§ **Task brief**
Filter out everything except lines holding "gages".

[Data excerpts]
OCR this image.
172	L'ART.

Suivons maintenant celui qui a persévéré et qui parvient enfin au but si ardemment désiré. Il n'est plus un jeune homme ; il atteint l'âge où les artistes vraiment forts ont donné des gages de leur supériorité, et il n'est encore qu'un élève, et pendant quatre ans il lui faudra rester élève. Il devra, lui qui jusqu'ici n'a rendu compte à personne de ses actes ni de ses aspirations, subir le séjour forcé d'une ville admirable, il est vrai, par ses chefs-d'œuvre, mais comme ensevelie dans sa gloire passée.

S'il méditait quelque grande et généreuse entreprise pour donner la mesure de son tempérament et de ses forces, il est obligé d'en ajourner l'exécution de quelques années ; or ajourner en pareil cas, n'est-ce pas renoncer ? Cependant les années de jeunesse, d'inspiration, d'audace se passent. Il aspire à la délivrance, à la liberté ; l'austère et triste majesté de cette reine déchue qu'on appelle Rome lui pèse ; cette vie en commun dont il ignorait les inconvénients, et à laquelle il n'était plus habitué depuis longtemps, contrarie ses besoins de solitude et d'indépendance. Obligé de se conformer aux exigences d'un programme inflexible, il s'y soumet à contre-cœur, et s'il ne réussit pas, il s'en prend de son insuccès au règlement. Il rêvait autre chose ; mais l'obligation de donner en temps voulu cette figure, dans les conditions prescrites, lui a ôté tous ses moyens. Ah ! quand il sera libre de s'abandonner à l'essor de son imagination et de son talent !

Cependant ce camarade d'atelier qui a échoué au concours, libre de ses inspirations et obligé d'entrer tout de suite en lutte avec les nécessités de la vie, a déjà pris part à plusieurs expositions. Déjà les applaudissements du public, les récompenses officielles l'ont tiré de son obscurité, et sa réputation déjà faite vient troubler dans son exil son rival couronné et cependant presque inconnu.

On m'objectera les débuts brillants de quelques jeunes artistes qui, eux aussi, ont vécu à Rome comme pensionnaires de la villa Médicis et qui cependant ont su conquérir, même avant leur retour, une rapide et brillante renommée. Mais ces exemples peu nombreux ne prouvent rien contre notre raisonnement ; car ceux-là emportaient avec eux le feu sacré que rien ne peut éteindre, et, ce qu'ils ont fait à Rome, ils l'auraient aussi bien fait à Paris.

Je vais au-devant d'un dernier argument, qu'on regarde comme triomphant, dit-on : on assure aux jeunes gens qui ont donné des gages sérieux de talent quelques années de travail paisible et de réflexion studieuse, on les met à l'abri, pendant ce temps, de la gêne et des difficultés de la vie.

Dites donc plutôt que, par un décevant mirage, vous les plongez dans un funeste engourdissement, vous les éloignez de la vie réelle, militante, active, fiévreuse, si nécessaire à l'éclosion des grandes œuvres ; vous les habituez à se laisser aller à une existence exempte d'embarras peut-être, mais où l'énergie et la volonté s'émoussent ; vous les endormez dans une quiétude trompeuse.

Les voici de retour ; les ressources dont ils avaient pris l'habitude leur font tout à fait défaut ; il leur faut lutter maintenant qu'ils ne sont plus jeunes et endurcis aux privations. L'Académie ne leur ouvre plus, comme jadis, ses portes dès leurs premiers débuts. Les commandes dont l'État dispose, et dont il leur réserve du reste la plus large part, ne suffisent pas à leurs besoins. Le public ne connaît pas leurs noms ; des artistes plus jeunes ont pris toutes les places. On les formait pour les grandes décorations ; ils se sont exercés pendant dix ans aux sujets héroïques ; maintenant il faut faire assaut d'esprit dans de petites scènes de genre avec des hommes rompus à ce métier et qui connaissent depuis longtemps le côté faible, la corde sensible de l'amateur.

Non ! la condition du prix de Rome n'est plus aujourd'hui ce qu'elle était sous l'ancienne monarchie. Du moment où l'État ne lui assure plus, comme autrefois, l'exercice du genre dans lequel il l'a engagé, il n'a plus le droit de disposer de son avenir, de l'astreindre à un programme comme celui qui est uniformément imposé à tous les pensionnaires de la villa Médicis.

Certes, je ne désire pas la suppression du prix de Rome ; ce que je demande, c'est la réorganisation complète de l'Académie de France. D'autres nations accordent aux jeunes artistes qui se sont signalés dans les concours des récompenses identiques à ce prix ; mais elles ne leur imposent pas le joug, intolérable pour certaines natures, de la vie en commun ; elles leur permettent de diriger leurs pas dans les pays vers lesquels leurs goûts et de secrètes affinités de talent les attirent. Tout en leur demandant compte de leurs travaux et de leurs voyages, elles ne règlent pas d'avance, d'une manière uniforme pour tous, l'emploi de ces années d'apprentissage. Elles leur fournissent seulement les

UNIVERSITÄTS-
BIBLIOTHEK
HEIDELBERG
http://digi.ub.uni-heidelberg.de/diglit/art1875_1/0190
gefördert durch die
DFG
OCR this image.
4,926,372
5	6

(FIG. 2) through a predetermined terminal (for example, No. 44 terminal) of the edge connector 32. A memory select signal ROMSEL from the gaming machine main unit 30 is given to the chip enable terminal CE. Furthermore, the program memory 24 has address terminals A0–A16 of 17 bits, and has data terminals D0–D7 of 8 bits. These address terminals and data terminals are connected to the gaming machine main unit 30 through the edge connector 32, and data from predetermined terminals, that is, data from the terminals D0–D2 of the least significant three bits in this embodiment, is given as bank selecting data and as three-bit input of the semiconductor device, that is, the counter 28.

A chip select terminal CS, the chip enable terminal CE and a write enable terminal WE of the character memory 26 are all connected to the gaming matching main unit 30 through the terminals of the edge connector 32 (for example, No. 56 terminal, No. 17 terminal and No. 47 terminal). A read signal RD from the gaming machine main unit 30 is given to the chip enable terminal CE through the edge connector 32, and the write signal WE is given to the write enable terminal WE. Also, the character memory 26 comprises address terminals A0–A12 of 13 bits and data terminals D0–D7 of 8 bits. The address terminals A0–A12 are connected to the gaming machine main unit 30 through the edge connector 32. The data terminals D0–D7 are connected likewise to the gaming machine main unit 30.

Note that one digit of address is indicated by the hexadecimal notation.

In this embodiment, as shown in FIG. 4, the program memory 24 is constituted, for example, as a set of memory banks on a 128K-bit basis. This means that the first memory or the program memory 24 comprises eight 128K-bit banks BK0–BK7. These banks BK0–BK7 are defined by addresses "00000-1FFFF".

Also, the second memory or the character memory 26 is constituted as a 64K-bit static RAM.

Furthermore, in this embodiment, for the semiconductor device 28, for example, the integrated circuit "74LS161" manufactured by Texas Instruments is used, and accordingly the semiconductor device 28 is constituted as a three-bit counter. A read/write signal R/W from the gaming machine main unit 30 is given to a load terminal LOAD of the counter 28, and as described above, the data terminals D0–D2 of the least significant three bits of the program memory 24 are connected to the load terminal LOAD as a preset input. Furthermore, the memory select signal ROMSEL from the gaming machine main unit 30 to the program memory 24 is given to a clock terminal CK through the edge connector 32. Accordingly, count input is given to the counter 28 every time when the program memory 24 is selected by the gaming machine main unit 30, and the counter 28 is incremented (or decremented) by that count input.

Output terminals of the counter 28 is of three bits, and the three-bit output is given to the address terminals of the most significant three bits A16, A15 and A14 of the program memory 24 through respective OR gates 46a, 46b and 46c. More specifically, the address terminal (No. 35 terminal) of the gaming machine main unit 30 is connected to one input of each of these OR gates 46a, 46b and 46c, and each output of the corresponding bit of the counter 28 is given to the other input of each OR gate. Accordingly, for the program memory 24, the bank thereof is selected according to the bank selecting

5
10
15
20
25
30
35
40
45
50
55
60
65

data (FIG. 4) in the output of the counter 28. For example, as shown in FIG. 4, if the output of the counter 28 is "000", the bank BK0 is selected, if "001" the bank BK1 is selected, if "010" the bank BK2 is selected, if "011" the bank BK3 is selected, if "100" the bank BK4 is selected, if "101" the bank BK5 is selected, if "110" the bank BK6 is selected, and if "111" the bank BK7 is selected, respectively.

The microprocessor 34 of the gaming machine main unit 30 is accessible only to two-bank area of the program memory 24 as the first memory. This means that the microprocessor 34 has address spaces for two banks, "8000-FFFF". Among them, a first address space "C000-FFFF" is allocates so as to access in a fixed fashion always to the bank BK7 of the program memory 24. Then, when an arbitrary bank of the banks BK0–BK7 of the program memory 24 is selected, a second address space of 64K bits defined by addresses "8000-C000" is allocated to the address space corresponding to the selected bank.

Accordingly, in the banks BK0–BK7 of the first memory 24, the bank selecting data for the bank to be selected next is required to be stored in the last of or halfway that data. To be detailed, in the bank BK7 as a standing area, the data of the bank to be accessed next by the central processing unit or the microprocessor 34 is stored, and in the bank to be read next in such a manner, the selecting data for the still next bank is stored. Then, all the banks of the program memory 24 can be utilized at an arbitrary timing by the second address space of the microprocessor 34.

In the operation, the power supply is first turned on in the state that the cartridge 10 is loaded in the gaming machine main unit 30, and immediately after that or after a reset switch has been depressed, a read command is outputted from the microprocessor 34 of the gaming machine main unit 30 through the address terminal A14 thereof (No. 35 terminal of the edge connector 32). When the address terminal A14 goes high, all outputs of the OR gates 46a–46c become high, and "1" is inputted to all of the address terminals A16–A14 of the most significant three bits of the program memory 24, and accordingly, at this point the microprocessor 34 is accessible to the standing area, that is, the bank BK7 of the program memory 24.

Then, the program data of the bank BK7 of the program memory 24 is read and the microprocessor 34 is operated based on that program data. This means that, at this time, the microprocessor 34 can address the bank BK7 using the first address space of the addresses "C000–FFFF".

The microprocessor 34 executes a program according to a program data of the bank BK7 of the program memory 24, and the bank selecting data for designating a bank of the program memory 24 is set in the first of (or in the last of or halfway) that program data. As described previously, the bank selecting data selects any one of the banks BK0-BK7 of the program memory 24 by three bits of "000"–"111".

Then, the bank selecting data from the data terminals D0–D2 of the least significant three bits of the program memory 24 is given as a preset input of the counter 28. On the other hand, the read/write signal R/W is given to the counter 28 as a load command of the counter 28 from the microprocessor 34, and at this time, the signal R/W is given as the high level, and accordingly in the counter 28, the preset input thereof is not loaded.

§ **Completed exercise**
Suivons maintenant celui qui a persévéré et qui parvient enfin au but si ardemment désiré. Il n'est plus un jeune homme ; il atteint l'âge où les artistes vraiment forts ont donné des gages de leur supériorité, et il n'est encore qu'un élève, et pendant quatre ans il lui faudra rester élève. Il devra, lui qui jusqu'ici n'a rendu compte à personne de ses actes ni de ses aspirations, subir le séjour forcé d'une ville admirable, il est vrai, par ses chefs-d'œuvre, mais comme ensevelie dans sa gloire passée.
Je vais au-devant d'un dernier argument, qu'on regarde comme triomphant, dit-on : on assure aux jeunes gens qui ont donné des gages sérieux de talent quelques années de travail paisible et de réflexion studieuse, on les met à l'abri, pendant ce temps, de la gêne et des difficultés de la vie.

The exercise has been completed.